### Exercise
Update the entries from the very start down through the line containing "maximize-button[interactable]: □ <box>526" by swapping "Painting" for "Decorating", leaving everything else the same.

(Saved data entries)
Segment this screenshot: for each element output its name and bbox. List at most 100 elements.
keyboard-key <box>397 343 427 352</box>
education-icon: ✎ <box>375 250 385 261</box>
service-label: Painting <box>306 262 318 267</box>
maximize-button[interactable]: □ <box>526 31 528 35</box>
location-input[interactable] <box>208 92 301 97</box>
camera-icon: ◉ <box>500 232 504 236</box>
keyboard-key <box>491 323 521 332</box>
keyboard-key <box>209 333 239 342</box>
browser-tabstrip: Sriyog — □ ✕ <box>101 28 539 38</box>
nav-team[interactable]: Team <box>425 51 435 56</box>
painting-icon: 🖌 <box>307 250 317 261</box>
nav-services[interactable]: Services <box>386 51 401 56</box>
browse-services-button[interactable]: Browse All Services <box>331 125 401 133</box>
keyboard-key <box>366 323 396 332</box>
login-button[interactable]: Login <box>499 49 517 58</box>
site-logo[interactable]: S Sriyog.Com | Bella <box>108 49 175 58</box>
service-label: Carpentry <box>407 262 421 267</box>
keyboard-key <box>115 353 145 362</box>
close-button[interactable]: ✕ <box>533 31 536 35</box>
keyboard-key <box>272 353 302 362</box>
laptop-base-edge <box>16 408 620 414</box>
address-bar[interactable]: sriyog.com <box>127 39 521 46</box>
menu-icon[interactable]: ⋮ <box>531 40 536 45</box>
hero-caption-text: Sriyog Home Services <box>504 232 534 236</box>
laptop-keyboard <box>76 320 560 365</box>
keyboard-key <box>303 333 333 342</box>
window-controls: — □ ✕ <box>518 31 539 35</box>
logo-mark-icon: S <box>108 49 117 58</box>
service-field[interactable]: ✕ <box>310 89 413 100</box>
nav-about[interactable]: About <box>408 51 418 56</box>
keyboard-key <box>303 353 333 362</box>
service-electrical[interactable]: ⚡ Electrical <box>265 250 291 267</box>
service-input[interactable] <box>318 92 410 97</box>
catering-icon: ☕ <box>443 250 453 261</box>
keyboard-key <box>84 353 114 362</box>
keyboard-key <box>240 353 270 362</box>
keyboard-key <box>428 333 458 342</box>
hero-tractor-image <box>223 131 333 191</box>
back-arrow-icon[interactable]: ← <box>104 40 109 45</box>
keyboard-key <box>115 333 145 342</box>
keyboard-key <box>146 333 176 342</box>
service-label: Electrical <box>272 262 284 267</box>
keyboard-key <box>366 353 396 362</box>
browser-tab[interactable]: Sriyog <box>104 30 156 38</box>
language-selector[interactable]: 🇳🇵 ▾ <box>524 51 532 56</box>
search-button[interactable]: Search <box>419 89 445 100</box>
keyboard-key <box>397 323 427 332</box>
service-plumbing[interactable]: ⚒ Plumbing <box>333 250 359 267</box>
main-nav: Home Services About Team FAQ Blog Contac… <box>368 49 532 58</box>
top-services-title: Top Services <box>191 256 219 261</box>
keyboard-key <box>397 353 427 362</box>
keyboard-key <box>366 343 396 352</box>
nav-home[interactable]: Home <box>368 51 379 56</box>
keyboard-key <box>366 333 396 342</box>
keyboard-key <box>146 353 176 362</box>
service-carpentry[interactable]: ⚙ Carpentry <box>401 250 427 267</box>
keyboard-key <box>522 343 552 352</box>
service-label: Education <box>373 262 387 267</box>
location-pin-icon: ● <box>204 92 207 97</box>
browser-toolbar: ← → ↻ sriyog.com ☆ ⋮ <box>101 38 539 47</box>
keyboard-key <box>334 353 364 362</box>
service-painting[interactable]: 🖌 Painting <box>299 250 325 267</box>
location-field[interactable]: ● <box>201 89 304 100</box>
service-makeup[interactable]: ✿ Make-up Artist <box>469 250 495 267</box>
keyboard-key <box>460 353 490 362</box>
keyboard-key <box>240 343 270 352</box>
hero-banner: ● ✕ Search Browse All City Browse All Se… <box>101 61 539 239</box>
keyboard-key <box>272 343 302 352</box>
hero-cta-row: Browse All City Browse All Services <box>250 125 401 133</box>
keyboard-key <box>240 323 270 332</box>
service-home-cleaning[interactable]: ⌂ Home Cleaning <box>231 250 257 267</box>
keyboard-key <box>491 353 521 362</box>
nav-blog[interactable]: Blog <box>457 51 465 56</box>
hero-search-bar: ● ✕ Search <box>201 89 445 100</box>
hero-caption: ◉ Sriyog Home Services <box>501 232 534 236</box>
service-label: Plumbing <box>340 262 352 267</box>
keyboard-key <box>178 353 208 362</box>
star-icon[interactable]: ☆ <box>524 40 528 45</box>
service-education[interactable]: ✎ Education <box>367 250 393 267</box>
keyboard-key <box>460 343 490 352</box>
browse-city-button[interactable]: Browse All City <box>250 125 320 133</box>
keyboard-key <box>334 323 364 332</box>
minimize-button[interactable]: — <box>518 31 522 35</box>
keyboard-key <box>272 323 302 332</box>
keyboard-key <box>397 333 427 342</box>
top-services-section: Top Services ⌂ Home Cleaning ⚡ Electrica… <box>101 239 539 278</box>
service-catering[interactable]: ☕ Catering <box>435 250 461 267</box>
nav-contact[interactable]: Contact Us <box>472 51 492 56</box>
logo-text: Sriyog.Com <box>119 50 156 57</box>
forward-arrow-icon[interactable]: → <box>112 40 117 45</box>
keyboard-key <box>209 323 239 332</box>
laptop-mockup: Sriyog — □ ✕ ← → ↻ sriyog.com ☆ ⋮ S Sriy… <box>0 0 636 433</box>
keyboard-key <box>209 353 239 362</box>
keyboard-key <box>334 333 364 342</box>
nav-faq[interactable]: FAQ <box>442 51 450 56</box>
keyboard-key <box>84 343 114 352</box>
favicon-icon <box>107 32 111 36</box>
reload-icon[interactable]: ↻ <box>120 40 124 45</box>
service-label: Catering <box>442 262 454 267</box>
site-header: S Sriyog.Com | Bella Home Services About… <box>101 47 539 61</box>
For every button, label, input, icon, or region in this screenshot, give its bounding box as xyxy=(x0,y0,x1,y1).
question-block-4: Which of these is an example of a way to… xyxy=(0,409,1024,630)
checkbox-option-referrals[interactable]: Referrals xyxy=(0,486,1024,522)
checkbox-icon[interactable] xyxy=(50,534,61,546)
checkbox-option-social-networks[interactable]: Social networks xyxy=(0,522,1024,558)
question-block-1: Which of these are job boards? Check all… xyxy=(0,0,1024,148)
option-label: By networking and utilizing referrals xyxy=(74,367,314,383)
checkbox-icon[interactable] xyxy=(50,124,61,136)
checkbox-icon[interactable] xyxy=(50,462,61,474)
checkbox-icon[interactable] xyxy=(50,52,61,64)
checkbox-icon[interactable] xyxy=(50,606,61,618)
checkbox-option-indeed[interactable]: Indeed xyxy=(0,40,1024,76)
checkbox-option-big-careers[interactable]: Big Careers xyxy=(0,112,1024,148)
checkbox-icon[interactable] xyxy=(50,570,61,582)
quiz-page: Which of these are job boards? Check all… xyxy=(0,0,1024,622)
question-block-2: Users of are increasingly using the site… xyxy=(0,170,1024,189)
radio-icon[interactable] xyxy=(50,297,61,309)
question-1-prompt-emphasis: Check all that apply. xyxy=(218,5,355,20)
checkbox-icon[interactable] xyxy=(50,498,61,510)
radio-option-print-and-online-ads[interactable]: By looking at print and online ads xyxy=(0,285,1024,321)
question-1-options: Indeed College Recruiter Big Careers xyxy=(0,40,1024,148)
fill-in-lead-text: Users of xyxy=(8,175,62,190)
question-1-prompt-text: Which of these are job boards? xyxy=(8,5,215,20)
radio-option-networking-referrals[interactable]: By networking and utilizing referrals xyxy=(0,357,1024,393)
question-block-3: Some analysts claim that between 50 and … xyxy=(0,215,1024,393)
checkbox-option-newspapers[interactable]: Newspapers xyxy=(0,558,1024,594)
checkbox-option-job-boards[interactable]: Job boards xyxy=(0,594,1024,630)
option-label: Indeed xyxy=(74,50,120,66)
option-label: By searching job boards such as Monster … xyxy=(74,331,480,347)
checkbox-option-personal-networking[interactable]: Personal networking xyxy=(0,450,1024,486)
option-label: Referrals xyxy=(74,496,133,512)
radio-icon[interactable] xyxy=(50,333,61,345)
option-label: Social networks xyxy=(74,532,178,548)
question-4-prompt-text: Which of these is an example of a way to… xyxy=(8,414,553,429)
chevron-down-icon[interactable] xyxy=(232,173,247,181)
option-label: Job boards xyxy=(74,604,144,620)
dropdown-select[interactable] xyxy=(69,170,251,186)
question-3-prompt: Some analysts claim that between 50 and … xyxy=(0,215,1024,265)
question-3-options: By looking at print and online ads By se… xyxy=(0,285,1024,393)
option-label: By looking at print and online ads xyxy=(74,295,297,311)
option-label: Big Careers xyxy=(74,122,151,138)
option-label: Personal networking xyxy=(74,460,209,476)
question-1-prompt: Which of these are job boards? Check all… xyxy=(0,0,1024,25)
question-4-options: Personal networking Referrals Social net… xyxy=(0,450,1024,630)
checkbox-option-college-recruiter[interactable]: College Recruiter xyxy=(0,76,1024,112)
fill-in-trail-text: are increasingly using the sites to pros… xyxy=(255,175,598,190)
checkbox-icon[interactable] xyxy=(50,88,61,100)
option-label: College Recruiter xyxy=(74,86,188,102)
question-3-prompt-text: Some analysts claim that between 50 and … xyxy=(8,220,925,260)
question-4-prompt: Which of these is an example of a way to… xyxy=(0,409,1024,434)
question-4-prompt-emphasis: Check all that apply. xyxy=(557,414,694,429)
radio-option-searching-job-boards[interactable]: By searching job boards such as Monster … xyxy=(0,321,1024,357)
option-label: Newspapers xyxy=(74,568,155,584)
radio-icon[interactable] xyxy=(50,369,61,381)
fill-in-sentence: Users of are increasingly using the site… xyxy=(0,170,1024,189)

### Reply
Segment this screenshot: for each element output its name and bbox. List at most 100 elements.
keyboard-key <box>397 343 427 352</box>
education-icon: ✎ <box>375 250 385 261</box>
service-label: Decorating <box>306 262 318 267</box>
maximize-button[interactable]: □ <box>526 31 528 35</box>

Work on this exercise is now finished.